---------- Given information

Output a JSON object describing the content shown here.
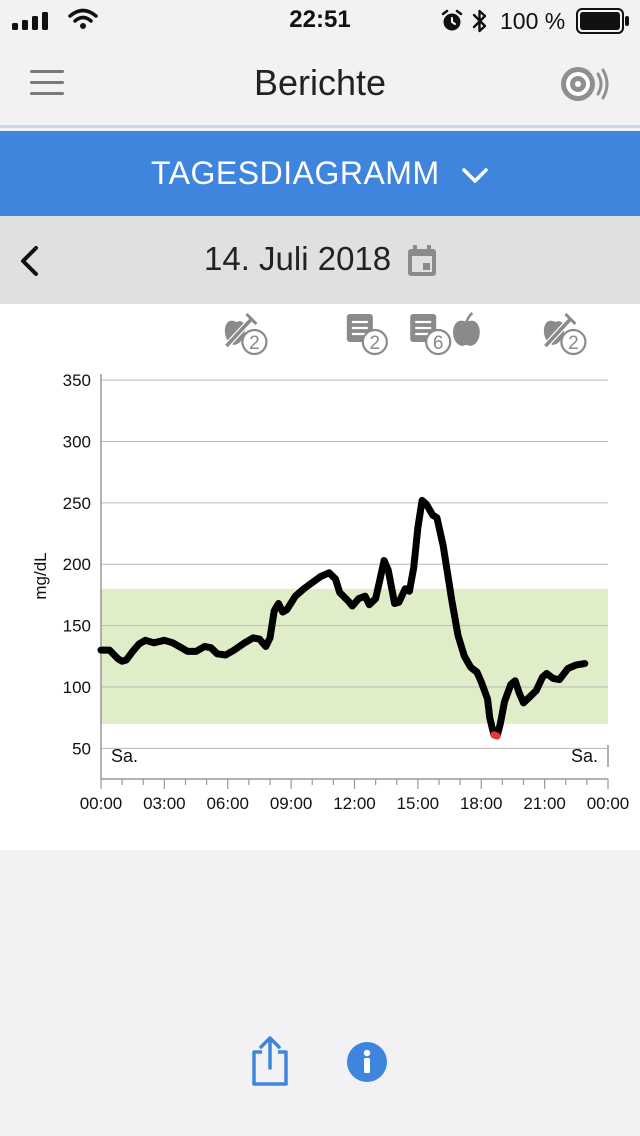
{
  "status_bar": {
    "time": "22:51",
    "battery_percent": "100 %",
    "icons": [
      "signal-icon",
      "wifi-icon",
      "alarm-icon",
      "bluetooth-icon",
      "battery-icon"
    ]
  },
  "header": {
    "title": "Berichte",
    "menu_icon": "hamburger-menu-icon",
    "right_icon": "sensor-scan-icon"
  },
  "report_selector": {
    "label": "TAGESDIAGRAMM",
    "icon": "chevron-down-icon"
  },
  "date_nav": {
    "date": "14. Juli 2018",
    "back_icon": "chevron-left-icon",
    "calendar_icon": "calendar-icon"
  },
  "event_markers": [
    {
      "type": "insulin-food-icon",
      "count": "2",
      "time_h": 6.6
    },
    {
      "type": "note-icon",
      "count": "2",
      "time_h": 12.3
    },
    {
      "type": "note-icon",
      "count": "6",
      "time_h": 15.3
    },
    {
      "type": "apple-icon",
      "count": "",
      "time_h": 17.3
    },
    {
      "type": "insulin-food-icon",
      "count": "2",
      "time_h": 21.7
    }
  ],
  "chart_data": {
    "type": "line",
    "ylabel": "mg/dL",
    "xlabel": "",
    "ylim": [
      25,
      355
    ],
    "xlim": [
      0,
      24
    ],
    "y_ticks": [
      50,
      100,
      150,
      200,
      250,
      300,
      350
    ],
    "x_tick_labels": [
      "00:00",
      "03:00",
      "06:00",
      "09:00",
      "12:00",
      "15:00",
      "18:00",
      "21:00",
      "00:00"
    ],
    "day_labels": {
      "start": "Sa.",
      "end": "Sa."
    },
    "target_range": [
      70,
      180
    ],
    "target_range_color": "#dfedc8",
    "line_color": "#000000",
    "low_color": "#e53935",
    "low_threshold": 70,
    "grid": true,
    "series": [
      {
        "points": [
          [
            0.0,
            130
          ],
          [
            0.4,
            130
          ],
          [
            0.8,
            123
          ],
          [
            1.0,
            121
          ],
          [
            1.2,
            122
          ],
          [
            1.5,
            129
          ],
          [
            1.8,
            135
          ],
          [
            2.1,
            138
          ],
          [
            2.5,
            136
          ],
          [
            3.0,
            138
          ],
          [
            3.4,
            136
          ],
          [
            3.8,
            132
          ],
          [
            4.1,
            129
          ],
          [
            4.5,
            129
          ],
          [
            4.9,
            133
          ],
          [
            5.2,
            132
          ],
          [
            5.5,
            127
          ],
          [
            5.9,
            126
          ],
          [
            6.3,
            130
          ],
          [
            6.8,
            136
          ],
          [
            7.2,
            140
          ],
          [
            7.5,
            139
          ],
          [
            7.8,
            133
          ],
          [
            8.0,
            140
          ],
          [
            8.2,
            162
          ],
          [
            8.4,
            168
          ],
          [
            8.6,
            161
          ],
          [
            8.8,
            163
          ],
          [
            9.2,
            174
          ],
          [
            9.6,
            180
          ],
          [
            10.0,
            185
          ],
          [
            10.4,
            190
          ],
          [
            10.8,
            193
          ],
          [
            11.1,
            188
          ],
          [
            11.3,
            177
          ],
          [
            11.7,
            170
          ],
          [
            11.9,
            166
          ],
          [
            12.2,
            172
          ],
          [
            12.5,
            174
          ],
          [
            12.7,
            167
          ],
          [
            13.0,
            172
          ],
          [
            13.2,
            187
          ],
          [
            13.4,
            203
          ],
          [
            13.6,
            195
          ],
          [
            13.9,
            168
          ],
          [
            14.1,
            169
          ],
          [
            14.4,
            180
          ],
          [
            14.6,
            178
          ],
          [
            14.8,
            197
          ],
          [
            15.0,
            230
          ],
          [
            15.2,
            252
          ],
          [
            15.4,
            249
          ],
          [
            15.7,
            240
          ],
          [
            15.9,
            238
          ],
          [
            16.2,
            215
          ],
          [
            16.6,
            171
          ],
          [
            16.9,
            142
          ],
          [
            17.2,
            125
          ],
          [
            17.5,
            116
          ],
          [
            17.8,
            112
          ],
          [
            18.0,
            104
          ],
          [
            18.3,
            90
          ],
          [
            18.4,
            75
          ],
          [
            18.6,
            61
          ],
          [
            18.75,
            60
          ],
          [
            18.9,
            70
          ],
          [
            19.1,
            88
          ],
          [
            19.4,
            102
          ],
          [
            19.6,
            105
          ],
          [
            19.8,
            95
          ],
          [
            20.0,
            87
          ],
          [
            20.3,
            92
          ],
          [
            20.6,
            97
          ],
          [
            20.9,
            108
          ],
          [
            21.1,
            111
          ],
          [
            21.4,
            107
          ],
          [
            21.7,
            106
          ],
          [
            22.1,
            115
          ],
          [
            22.5,
            118
          ],
          [
            22.9,
            119
          ]
        ]
      }
    ]
  },
  "bottom_actions": {
    "share_icon": "share-icon",
    "info_icon": "info-icon"
  },
  "colors": {
    "accent": "#3f85dd",
    "icon_gray": "#8a8a8a",
    "background": "#f2f2f4"
  }
}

--------------------

§ To do:
Output a faithful copy of the data, with each picture left out.

§ Solution to this exercise:
Output a JSON object describing the content shown here.
{
  "status_bar": {
    "time": "22:51",
    "battery_percent": "100 %",
    "icons": [
      "signal-icon",
      "wifi-icon",
      "alarm-icon",
      "bluetooth-icon",
      "battery-icon"
    ]
  },
  "header": {
    "title": "Berichte",
    "menu_icon": "hamburger-menu-icon",
    "right_icon": "sensor-scan-icon"
  },
  "report_selector": {
    "label": "TAGESDIAGRAMM",
    "icon": "chevron-down-icon"
  },
  "date_nav": {
    "date": "14. Juli 2018",
    "back_icon": "chevron-left-icon",
    "calendar_icon": "calendar-icon"
  },
  "event_markers": [
    {
      "type": "insulin-food-icon",
      "count": "2",
      "time_h": 6.6
    },
    {
      "type": "note-icon",
      "count": "2",
      "time_h": 12.3
    },
    {
      "type": "note-icon",
      "count": "6",
      "time_h": 15.3
    },
    {
      "type": "apple-icon",
      "count": "",
      "time_h": 17.3
    },
    {
      "type": "insulin-food-icon",
      "count": "2",
      "time_h": 21.7
    }
  ],
  "chart_data": {
    "type": "line",
    "ylabel": "mg/dL",
    "xlabel": "",
    "ylim": [
      25,
      355
    ],
    "xlim": [
      0,
      24
    ],
    "y_ticks": [
      50,
      100,
      150,
      200,
      250,
      300,
      350
    ],
    "x_tick_labels": [
      "00:00",
      "03:00",
      "06:00",
      "09:00",
      "12:00",
      "15:00",
      "18:00",
      "21:00",
      "00:00"
    ],
    "day_labels": {
      "start": "Sa.",
      "end": "Sa."
    },
    "target_range": [
      70,
      180
    ],
    "target_range_color": "#dfedc8",
    "line_color": "#000000",
    "low_color": "#e53935",
    "low_threshold": 70,
    "grid": true,
    "series": [
      {
        "points": [
          [
            0.0,
            130
          ],
          [
            0.4,
            130
          ],
          [
            0.8,
            123
          ],
          [
            1.0,
            121
          ],
          [
            1.2,
            122
          ],
          [
            1.5,
            129
          ],
          [
            1.8,
            135
          ],
          [
            2.1,
            138
          ],
          [
            2.5,
            136
          ],
          [
            3.0,
            138
          ],
          [
            3.4,
            136
          ],
          [
            3.8,
            132
          ],
          [
            4.1,
            129
          ],
          [
            4.5,
            129
          ],
          [
            4.9,
            133
          ],
          [
            5.2,
            132
          ],
          [
            5.5,
            127
          ],
          [
            5.9,
            126
          ],
          [
            6.3,
            130
          ],
          [
            6.8,
            136
          ],
          [
            7.2,
            140
          ],
          [
            7.5,
            139
          ],
          [
            7.8,
            133
          ],
          [
            8.0,
            140
          ],
          [
            8.2,
            162
          ],
          [
            8.4,
            168
          ],
          [
            8.6,
            161
          ],
          [
            8.8,
            163
          ],
          [
            9.2,
            174
          ],
          [
            9.6,
            180
          ],
          [
            10.0,
            185
          ],
          [
            10.4,
            190
          ],
          [
            10.8,
            193
          ],
          [
            11.1,
            188
          ],
          [
            11.3,
            177
          ],
          [
            11.7,
            170
          ],
          [
            11.9,
            166
          ],
          [
            12.2,
            172
          ],
          [
            12.5,
            174
          ],
          [
            12.7,
            167
          ],
          [
            13.0,
            172
          ],
          [
            13.2,
            187
          ],
          [
            13.4,
            203
          ],
          [
            13.6,
            195
          ],
          [
            13.9,
            168
          ],
          [
            14.1,
            169
          ],
          [
            14.4,
            180
          ],
          [
            14.6,
            178
          ],
          [
            14.8,
            197
          ],
          [
            15.0,
            230
          ],
          [
            15.2,
            252
          ],
          [
            15.4,
            249
          ],
          [
            15.7,
            240
          ],
          [
            15.9,
            238
          ],
          [
            16.2,
            215
          ],
          [
            16.6,
            171
          ],
          [
            16.9,
            142
          ],
          [
            17.2,
            125
          ],
          [
            17.5,
            116
          ],
          [
            17.8,
            112
          ],
          [
            18.0,
            104
          ],
          [
            18.3,
            90
          ],
          [
            18.4,
            75
          ],
          [
            18.6,
            61
          ],
          [
            18.75,
            60
          ],
          [
            18.9,
            70
          ],
          [
            19.1,
            88
          ],
          [
            19.4,
            102
          ],
          [
            19.6,
            105
          ],
          [
            19.8,
            95
          ],
          [
            20.0,
            87
          ],
          [
            20.3,
            92
          ],
          [
            20.6,
            97
          ],
          [
            20.9,
            108
          ],
          [
            21.1,
            111
          ],
          [
            21.4,
            107
          ],
          [
            21.7,
            106
          ],
          [
            22.1,
            115
          ],
          [
            22.5,
            118
          ],
          [
            22.9,
            119
          ]
        ]
      }
    ]
  },
  "bottom_actions": {
    "share_icon": "share-icon",
    "info_icon": "info-icon"
  },
  "colors": {
    "accent": "#3f85dd",
    "icon_gray": "#8a8a8a",
    "background": "#f2f2f4"
  }
}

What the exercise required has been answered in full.